WRITTEN EXERCISE 1: In the code on results documentation and testing, explain what the setUp method is for and what it builds. Answer in one to three sentences.

## BEGIN QUOTED TEXT

Results Documentation

def document_results(results, filename):
    """Document analysis results in a structured format."""
    with open(f"reports/{filename}", 'w') as f:
        f.write("# Analysis Results\n\n")
        f.write(f"Analysis conducted on: {datetime.now()}\n\n")
        
        for test_name, result in results.items():
            f.write(f"## {test_name}\n")
            f.write(f"- Test statistic: {result['statistic']:.3f}\n")
            f.write(f"- p-value: {result['p_value']:.3f}\n")
            f.write(f"- Effect size: {result['effect_size']:.3f}\n\n")

Testing and Validation

Unit Testing

Create tests/test_data.py:

import unittest
import pandas as pd
from src.data.clean import clean_survey_data

class TestDataCleaning(unittest.TestCase):
    
    def setUp(self):
        """Set up test data."""
        self.sample_data = pd.DataFrame({
            'participant_id': [1, 2, 3, 4],
            'age': [25, 30, None, 35],
            'response': ['A', 'B', 'C', None]
        })
    
    def test_clean_survey_data_removes_missing(self):
        """Test that missing data is handled correctly."""
        result = clean_survey_data(self.sample_data, remove_incomplete=True)

## END QUOTED TEXT
## BEGIN DATASET CONTENT

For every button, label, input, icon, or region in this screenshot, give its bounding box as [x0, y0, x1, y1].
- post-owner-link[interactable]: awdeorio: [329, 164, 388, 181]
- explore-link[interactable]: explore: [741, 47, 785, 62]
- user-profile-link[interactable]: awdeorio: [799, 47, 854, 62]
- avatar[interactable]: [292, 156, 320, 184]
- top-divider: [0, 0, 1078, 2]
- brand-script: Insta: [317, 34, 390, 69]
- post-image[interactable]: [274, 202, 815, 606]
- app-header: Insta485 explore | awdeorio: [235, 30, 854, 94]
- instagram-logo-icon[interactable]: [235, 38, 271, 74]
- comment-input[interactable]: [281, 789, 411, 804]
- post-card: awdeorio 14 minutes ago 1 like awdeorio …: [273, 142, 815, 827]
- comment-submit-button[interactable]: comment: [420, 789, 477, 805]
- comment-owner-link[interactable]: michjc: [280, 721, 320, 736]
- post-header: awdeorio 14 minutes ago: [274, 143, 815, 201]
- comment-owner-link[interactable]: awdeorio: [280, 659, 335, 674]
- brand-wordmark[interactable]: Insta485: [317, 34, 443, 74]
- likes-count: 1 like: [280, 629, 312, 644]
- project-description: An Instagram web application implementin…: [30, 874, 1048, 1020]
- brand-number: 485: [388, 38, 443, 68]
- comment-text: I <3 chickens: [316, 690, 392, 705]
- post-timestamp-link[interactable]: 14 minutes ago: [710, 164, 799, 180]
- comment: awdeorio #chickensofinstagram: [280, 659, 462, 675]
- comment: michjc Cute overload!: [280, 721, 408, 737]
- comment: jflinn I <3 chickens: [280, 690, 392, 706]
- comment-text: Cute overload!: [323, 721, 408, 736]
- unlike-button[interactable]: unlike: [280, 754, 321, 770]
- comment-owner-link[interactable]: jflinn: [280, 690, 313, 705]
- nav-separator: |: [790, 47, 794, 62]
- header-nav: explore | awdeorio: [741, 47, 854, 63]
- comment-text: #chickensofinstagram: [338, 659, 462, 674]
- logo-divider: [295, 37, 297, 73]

## END DATASET CONTENT

WRITTEN EXERCISE 2: Show every line of the records that contains the string "brand".

TASK RESULT 1: According to its docstring, the setUp method sets up test data. It builds a pandas DataFrame called sample_data with four rows and the columns participant_id, age and response.

TASK RESULT 2:
- brand-script: Insta: [317, 34, 390, 69]
- brand-wordmark[interactable]: Insta485: [317, 34, 443, 74]
- brand-number: 485: [388, 38, 443, 68]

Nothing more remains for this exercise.